[Data items]
------------------------------------------------------------------------

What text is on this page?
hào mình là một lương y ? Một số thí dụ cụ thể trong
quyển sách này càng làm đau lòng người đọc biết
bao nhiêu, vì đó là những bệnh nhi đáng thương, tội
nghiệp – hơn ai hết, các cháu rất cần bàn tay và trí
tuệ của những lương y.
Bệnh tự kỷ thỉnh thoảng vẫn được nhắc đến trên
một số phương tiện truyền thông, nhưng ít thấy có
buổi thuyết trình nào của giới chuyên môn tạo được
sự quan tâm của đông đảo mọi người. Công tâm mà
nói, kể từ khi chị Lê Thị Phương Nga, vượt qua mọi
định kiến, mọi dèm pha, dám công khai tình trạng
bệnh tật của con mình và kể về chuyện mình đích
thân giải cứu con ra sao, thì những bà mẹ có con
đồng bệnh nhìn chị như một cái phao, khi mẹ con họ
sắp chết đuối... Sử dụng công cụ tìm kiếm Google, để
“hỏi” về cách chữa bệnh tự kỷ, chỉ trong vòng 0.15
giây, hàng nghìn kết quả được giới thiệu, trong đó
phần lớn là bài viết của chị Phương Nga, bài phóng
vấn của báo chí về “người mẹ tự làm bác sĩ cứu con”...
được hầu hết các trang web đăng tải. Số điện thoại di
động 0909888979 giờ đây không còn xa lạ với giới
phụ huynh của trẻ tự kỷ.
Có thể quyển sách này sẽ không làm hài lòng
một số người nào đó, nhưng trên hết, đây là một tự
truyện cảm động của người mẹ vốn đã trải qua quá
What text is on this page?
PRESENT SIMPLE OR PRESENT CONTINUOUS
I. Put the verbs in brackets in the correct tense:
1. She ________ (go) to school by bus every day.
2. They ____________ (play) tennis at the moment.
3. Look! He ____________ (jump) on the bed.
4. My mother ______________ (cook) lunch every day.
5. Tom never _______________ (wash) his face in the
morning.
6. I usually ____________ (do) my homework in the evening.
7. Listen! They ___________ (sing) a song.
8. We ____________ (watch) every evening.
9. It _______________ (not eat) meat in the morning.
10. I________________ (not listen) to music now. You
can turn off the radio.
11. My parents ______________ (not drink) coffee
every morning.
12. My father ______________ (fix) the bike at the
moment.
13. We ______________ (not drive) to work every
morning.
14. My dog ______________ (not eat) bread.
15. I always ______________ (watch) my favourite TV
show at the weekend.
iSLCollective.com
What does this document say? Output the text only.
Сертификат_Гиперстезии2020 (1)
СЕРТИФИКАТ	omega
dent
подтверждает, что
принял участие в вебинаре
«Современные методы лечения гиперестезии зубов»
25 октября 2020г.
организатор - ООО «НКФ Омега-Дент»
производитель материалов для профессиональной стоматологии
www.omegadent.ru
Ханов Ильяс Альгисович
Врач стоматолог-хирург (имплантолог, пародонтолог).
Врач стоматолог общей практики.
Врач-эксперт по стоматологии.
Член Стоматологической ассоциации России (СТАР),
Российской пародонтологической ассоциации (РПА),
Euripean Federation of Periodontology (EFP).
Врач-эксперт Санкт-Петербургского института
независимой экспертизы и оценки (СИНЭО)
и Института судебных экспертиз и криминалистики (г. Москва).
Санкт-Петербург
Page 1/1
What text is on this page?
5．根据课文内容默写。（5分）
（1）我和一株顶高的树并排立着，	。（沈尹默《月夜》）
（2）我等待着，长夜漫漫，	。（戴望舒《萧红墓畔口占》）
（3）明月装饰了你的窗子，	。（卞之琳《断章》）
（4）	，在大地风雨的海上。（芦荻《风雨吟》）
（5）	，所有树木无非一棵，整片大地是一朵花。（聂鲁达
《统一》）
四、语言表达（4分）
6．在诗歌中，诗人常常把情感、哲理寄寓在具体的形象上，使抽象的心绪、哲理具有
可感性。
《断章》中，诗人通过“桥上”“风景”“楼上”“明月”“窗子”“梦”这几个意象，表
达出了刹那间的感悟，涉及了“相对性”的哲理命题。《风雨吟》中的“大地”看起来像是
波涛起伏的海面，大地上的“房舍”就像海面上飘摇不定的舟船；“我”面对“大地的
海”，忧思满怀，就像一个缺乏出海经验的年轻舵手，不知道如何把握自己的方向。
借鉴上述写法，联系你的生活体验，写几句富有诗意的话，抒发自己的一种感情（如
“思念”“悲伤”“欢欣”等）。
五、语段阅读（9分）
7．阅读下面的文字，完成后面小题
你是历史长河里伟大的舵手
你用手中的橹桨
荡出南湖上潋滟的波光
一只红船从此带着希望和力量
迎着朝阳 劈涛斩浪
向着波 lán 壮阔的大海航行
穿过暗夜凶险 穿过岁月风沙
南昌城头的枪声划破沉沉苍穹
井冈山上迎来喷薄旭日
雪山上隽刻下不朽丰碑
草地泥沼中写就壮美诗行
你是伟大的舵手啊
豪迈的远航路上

------------------------------------------------------------------------

:: Goal of the exercise ::
Search the data for the string "động". List each line that has it.

:: Result ::
động 0909888979 giờ đây không còn xa lạ với giới
truyện cảm động của người mẹ vốn đã trải qua quá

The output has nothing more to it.